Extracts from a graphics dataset
* BEGIN *

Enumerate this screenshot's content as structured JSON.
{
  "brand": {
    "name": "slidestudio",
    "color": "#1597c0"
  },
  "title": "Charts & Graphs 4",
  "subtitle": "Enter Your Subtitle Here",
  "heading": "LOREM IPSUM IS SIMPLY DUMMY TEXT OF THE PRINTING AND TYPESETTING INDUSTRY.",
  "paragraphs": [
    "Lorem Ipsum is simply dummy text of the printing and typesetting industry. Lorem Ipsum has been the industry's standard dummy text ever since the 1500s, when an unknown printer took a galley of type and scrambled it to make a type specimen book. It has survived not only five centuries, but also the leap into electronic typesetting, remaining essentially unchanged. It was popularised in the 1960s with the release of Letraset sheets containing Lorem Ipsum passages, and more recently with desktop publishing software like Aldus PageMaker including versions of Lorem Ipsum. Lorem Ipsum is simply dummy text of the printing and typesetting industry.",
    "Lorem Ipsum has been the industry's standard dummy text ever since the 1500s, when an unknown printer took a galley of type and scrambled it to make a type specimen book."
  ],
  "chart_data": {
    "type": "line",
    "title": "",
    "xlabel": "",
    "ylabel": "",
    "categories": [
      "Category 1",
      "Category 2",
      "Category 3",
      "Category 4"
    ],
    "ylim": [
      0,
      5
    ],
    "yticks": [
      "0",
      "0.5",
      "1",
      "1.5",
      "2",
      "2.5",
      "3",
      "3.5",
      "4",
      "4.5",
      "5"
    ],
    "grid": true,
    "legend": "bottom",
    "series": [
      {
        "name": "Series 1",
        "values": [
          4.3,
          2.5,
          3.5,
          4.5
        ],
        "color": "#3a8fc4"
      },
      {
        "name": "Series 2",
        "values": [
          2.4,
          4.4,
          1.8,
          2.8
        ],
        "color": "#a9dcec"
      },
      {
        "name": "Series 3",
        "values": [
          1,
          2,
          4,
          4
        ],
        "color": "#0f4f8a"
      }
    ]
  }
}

* END *

Exercise: Gather all lines from the records above in which "Category" appears.

Result for this exercise:
      "Category 1",
      "Category 2",
      "Category 3",
      "Category 4"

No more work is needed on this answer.